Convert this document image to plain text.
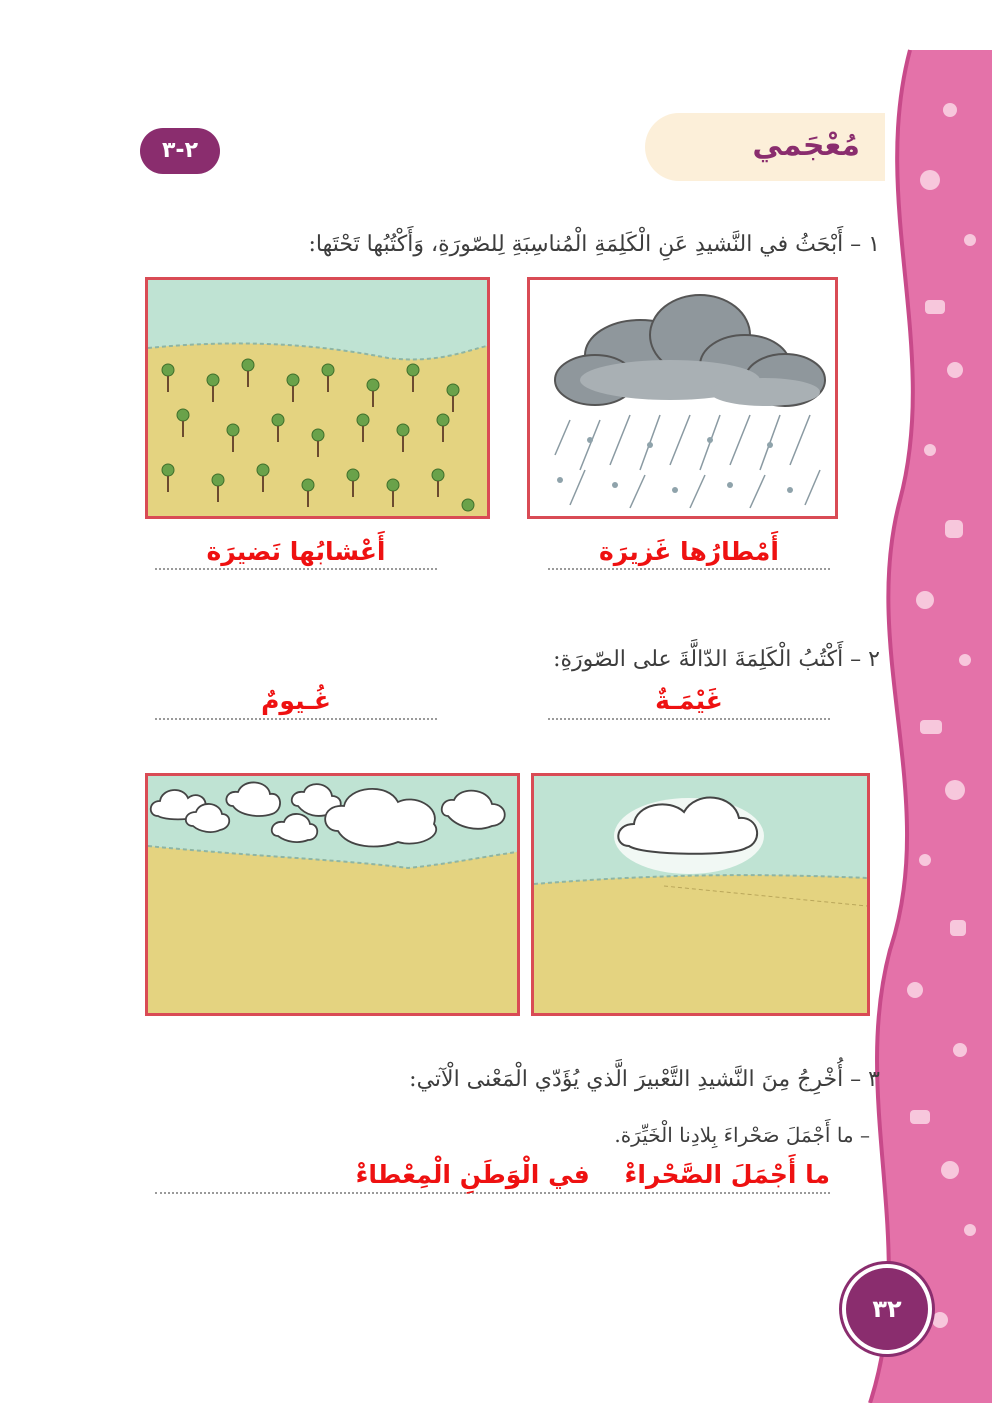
مُعْجَمي
٢-٣
١ – أَبْحَثُ في النَّشيدِ عَنِ الْكَلِمَةِ الْمُناسِبَةِ لِلصّورَةِ، وَأَكْتُبُها تَحْتَها:
أَمْطارُها غَزيرَة
أَعْشابُها نَضيرَة
٢ – أَكْتُبُ الْكَلِمَةَ الدّالَّةَ على الصّورَةِ:
غَيْمَـةٌ
غُـيومٌ
٣ – أُخْرِجُ مِنَ النَّشيدِ التَّعْبيرَ الَّذي يُؤَدّي الْمَعْنى الْآتي:
– ما أَجْمَلَ صَحْراءَ بِلادِنا الْخَيِّرَة.
ما أَجْمَلَ الصَّحْراءْ    في الْوَطَنِ الْمِعْطاءْ
٣٢
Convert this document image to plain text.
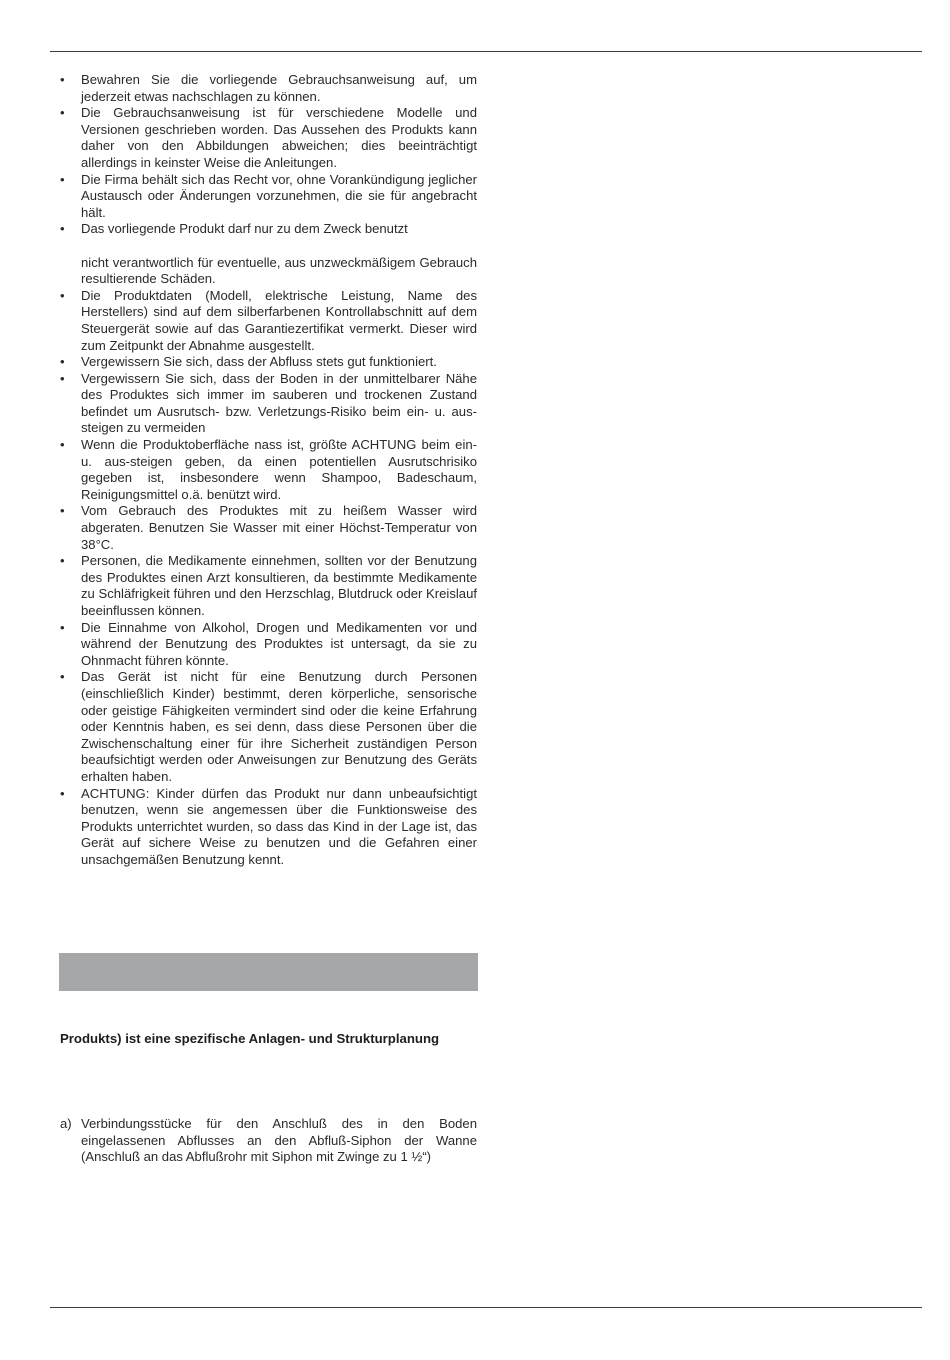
•	Bewahren Sie die vorliegende Gebrauchsanweisung auf, um jederzeit etwas nachschlagen zu können.
•	Die Gebrauchsanweisung ist für verschiedene Modelle und Versionen geschrieben worden. Das Aussehen des Produkts kann daher von den Abbildungen abweichen; dies beeinträchtigt allerdings in keinster Weise die Anleitungen.
•	Die Firma behält sich das Recht vor, ohne Vorankündigung jeglicher Austausch oder Änderungen vorzunehmen, die sie für angebracht hält.
•	Das vorliegende Produkt darf nur zu dem Zweck benutzt
nicht verantwortlich für eventuelle, aus unzweckmäßigem Gebrauch resultierende Schäden.
•	Die Produktdaten (Modell, elektrische Leistung, Name des Herstellers) sind auf dem silberfarbenen Kontrollabschnitt auf dem Steuergerät sowie auf das Garantiezertifikat vermerkt. Dieser wird zum Zeitpunkt der Abnahme ausgestellt.
•	Vergewissern Sie sich, dass der Abfluss stets gut funktioniert.
•	Vergewissern Sie sich, dass der Boden in der unmittelbarer Nähe des Produktes sich immer im sauberen und trockenen Zustand befindet um Ausrutsch- bzw. Verletzungs-Risiko beim ein- u. aus-steigen zu vermeiden
•	Wenn die Produktoberfläche nass ist, größte ACHTUNG beim ein- u. aus-steigen geben, da einen potentiellen Ausrutschrisiko gegeben ist, insbesondere wenn Shampoo, Badeschaum, Reinigungsmittel o.ä. benützt wird.
•	Vom Gebrauch des Produktes mit zu heißem Wasser wird abgeraten. Benutzen Sie Wasser mit einer Höchst-Temperatur von 38°C.
•	Personen, die Medikamente einnehmen, sollten vor der Benutzung des Produktes einen Arzt konsultieren, da bestimmte Medikamente zu Schläfrigkeit führen und den Herzschlag, Blutdruck oder Kreislauf beeinflussen können.
•	Die Einnahme von Alkohol, Drogen und Medikamenten vor und während der Benutzung des Produktes ist untersagt, da sie zu Ohnmacht führen könnte.
•	Das Gerät ist nicht für eine Benutzung durch Personen (einschließlich Kinder) bestimmt, deren körperliche, sensorische oder geistige Fähigkeiten vermindert sind oder die keine Erfahrung oder Kenntnis haben, es sei denn, dass diese Personen über die Zwischenschaltung einer für ihre Sicherheit zuständigen Person beaufsichtigt werden oder Anweisungen zur Benutzung des Geräts erhalten haben.
•	ACHTUNG: Kinder dürfen das Produkt nur dann unbeaufsichtigt benutzen, wenn sie angemessen über die Funktionsweise des Produkts unterrichtet wurden, so dass das Kind in der Lage ist, das Gerät auf sichere Weise zu benutzen und die Gefahren einer unsachgemäßen Benutzung kennt.
Produkts) ist eine spezifische Anlagen- und Strukturplanung
a) Verbindungsstücke für den Anschluß des in den Boden eingelassenen Abflusses an den Abfluß-Siphon der Wanne (Anschluß an das Abflußrohr mit Siphon mit Zwinge zu 1 ½“)
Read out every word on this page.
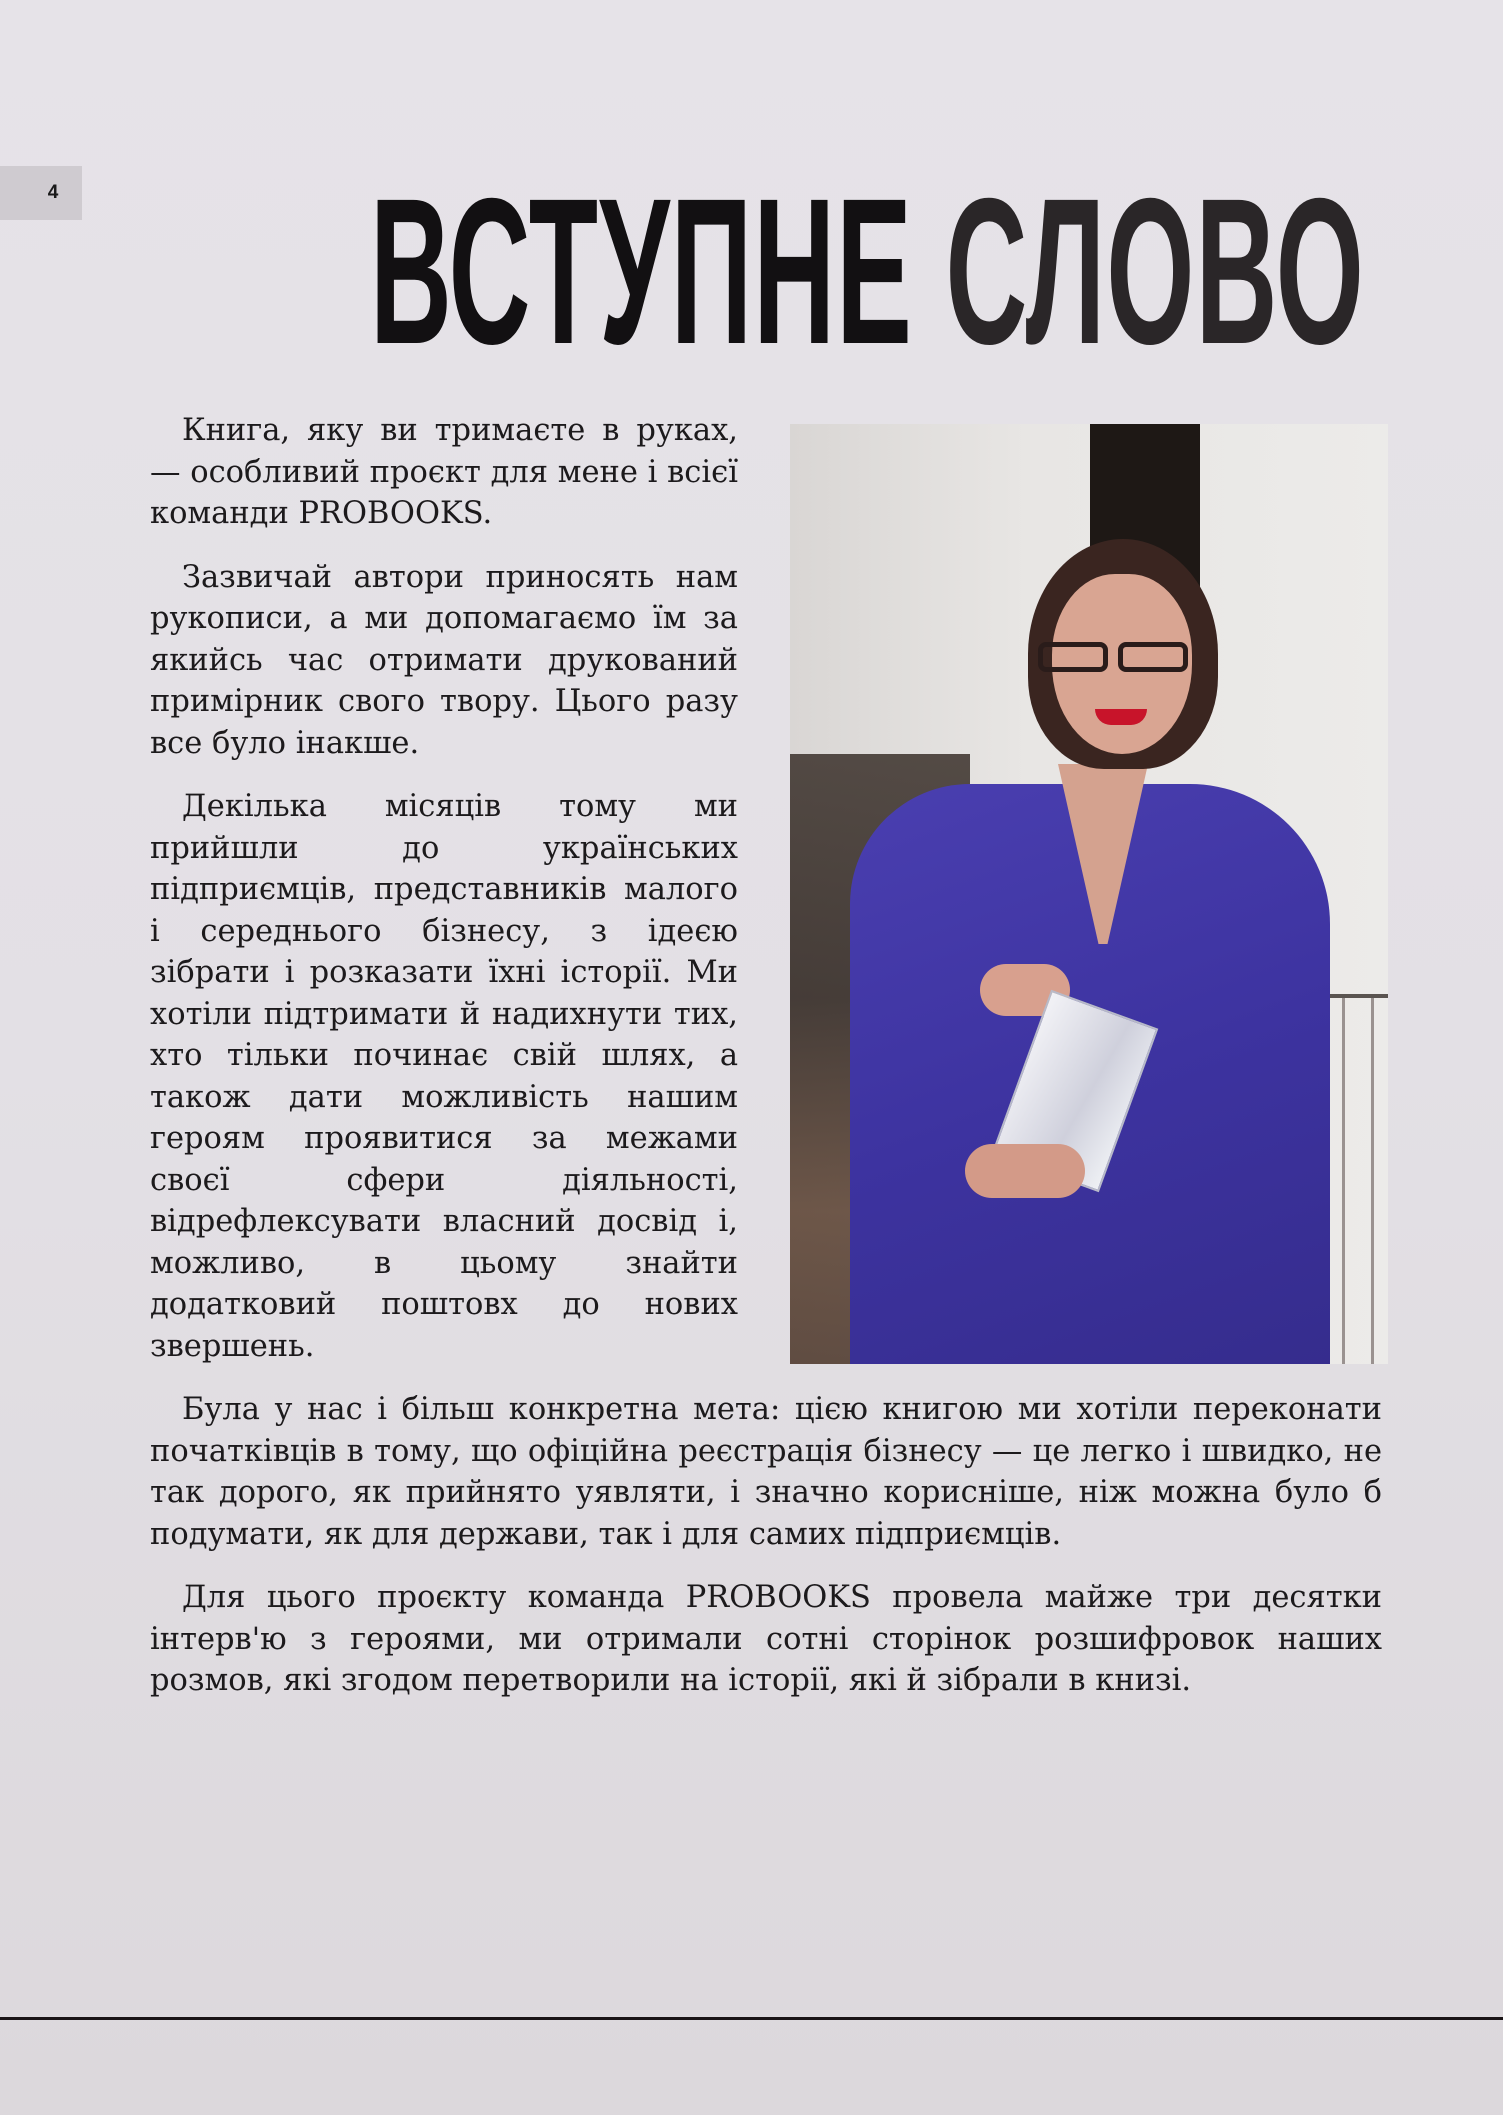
4 ВСТУПНЕ СЛОВО

Книга, яку ви тримаєте в руках, — особливий проєкт для мене і всієї команди PROBOOKS.

Зазвичай автори приносять нам рукописи, а ми допомагаємо їм за якийсь час отримати друкований примірник свого твору. Цього разу все було інакше.

Декілька місяців тому ми прийшли до українських підприємців, представників малого і середнього бізнесу, з ідеєю зібрати і розказати їхні історії. Ми хотіли підтримати й надихнути тих, хто тільки починає свій шлях, а також дати можливість нашим героям проявитися за межами своєї сфери діяльності, відрефлексувати власний досвід і, можливо, в цьому знайти додатковий поштовх до нових звершень.

Була у нас і більш конкретна мета: цією книгою ми хотіли переконати початківців в тому, що офіційна реєстрація бізнесу — це легко і швидко, не так дорого, як прийнято уявляти, і значно корисніше, ніж можна було б подумати, як для держави, так і для самих підприємців.

Для цього проєкту команда PROBOOKS провела майже три десятки інтерв'ю з героями, ми отримали сотні сторінок розшифровок наших розмов, які згодом перетворили на історії, які й зібрали в книзі.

_ _ _ _

> Problem statement
Copy out every line of the data that includes "Vergewissern".

> Output of the task
•	Vergewissern Sie sich, dass der Abfluss stets gut funktioniert.
•	Vergewissern Sie sich, dass der Boden in der unmittelbarer Nähe des Produktes sich immer im sauberen und trockenen Zustand befindet um Ausrutsch- bzw. Verletzungs-Risiko beim ein- u. aus-steigen zu vermeiden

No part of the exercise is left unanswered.